++++ ИСХОДНЫЙ ТЕКСТ

Было тепло, солнечно и мы с благодарностью приняли этот дар природы за все наши муки в блокаде. И началась наша новая освобожденная жизнь.
Разместили нас хорошо и начали мы усиленно восстанавливать репертуар, ибо должны были ежедневно давать спектакли. А приехали мы налегке, захватили только некоторые костюмы и парики. А декорации необходимо было сооружать на месте. Задача была сложная, но Акимов ее решил довольно просто.... Он сделал ко всем спектаклям новые эскизы, все они были решены живописно и поручил мне писать все декорации.
В помощь мне был художник Жуковский Александр Александрович. Нам пришлось поднатужиться и вкалывали мы с ним по многу часов. Силенки у меня уже восстановились и я получал радость от этой работы, кроме всего, я получал и какой-то гонорар за мою живопись, что позволило мне иметь хороший добавок к пайку, который мы получали.
Хлеб мы получали на весь театр и сами его распределяли. И тут получился казус. Заведовала раздачей хлеба женщина по имени Калисфена. Это сестра нашего дирижера и заведующего музыкальной частью Леонида Пескова. Женщина она была хорошая, честная, но с некоторыми странностями. Развешивая хлеб у нее очень часто была нехватка и бедняга иногда сама оставалась без хлеба. Тогда я взялся ей помочь.
Я объявил всем работникам театра, что мы будем их обвешивать на 20 грамм, а получали мы тогда по 600 грамм на человека. Никто не возражал. И все стало на место. Однажды случилось так, что у нее осталось хлеба на целую буханку.
В ужасе она прибежала ко мне: «Игорек, что делать, что делать?» А ничего не делать, - спокойно говорю я, - ты же не украла. Возьми эту буханку, сходи на рынок, да и обменяй на что-нибудь, хотя бы на яйца. Вот и полакомишься немного».
Кажется, мой совет она послушала и успокоилась.
Много спектаклей мы возобновили и с успехом играли. Нам повезло тем, что гастролирующий в этом помещении до войны Ленинградский Мариинский театр оставил все свои декорации, они оказались бесхозными и мы воспользовались их полотнищами и писали на них свои павильоны. И опять же Акимов блеснул своей выдумкой и талантом. Писанные декорации выглядели как объемные. Это великолепно делал Акимов.
Еще на большой сцене Театра Комедии в спектакле «Валенсианская вдова», он сделал на переднем плане занавес, где на черном бархате был нарисован город, это выглядело настолько объемно, что казалось испанский воздух дышит в зрительный зал.

++++++++
++++ ФРАГМЕНТЫ ДАННЫХ

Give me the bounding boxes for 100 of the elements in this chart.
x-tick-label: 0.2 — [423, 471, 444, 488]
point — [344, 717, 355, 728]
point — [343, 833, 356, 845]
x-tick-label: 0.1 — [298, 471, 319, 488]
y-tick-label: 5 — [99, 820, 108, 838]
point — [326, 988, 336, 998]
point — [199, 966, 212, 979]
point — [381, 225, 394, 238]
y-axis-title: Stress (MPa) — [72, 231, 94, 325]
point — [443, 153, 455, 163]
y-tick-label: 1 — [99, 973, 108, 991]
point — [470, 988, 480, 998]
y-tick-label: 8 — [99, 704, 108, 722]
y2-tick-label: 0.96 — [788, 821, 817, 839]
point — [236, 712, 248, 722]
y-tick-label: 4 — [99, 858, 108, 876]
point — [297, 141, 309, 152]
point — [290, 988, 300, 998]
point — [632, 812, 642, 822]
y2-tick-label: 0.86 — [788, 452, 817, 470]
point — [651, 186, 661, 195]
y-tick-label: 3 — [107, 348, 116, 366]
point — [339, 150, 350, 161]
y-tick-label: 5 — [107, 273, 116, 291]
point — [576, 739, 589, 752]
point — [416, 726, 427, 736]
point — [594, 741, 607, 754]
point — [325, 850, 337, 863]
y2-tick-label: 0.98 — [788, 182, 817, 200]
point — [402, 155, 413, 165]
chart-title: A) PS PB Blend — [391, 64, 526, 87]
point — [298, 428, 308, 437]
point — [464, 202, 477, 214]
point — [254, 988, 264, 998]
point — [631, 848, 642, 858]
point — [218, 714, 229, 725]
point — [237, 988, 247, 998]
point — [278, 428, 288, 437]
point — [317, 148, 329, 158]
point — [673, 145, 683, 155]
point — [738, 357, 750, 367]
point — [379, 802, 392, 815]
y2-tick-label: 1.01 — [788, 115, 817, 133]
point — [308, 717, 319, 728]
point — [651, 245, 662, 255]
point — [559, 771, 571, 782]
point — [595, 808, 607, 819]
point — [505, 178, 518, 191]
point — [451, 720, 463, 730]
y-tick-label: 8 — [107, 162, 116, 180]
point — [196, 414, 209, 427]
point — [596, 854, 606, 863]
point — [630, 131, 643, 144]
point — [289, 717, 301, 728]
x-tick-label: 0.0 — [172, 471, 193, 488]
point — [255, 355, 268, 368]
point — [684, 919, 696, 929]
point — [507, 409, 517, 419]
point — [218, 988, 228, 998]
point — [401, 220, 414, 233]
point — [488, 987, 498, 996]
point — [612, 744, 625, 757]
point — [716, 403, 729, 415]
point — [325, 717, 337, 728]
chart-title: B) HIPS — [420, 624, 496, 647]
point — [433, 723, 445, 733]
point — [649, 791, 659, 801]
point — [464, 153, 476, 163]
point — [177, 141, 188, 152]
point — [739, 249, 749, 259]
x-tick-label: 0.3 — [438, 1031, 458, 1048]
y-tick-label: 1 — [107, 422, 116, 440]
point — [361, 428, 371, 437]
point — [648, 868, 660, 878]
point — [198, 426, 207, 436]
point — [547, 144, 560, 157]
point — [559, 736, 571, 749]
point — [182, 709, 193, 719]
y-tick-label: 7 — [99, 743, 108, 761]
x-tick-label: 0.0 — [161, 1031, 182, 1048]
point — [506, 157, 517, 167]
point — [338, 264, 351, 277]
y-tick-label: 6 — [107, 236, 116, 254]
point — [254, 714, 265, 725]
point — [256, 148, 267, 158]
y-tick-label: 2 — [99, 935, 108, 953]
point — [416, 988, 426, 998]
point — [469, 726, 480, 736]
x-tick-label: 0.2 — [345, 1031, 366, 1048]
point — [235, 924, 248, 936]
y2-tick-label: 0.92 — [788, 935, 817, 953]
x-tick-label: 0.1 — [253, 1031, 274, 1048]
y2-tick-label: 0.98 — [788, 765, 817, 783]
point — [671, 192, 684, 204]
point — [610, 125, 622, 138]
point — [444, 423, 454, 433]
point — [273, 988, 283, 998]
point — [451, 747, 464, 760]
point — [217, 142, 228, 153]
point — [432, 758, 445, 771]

++++++++

ЗАДАНИЕ: Перепишите в воспоминаниях о театре всё, начиная с «Много спектаклей мы» и до «в зрительный зал.», поставив «задник» на место «занавес».

ОТВЕТ:
Много спектаклей мы возобновили и с успехом играли. Нам повезло тем, что гастролирующий в этом помещении до войны Ленинградский Мариинский театр оставил все свои декорации, они оказались бесхозными и мы воспользовались их полотнищами и писали на них свои павильоны. И опять же Акимов блеснул своей выдумкой и талантом. Писанные декорации выглядели как объемные. Это великолепно делал Акимов.
Еще на большой сцене Театра Комедии в спектакле «Валенсианская вдова», он сделал на переднем плане задник, где на черном бархате был нарисован город, это выглядело настолько объемно, что казалось испанский воздух дышит в зрительный зал.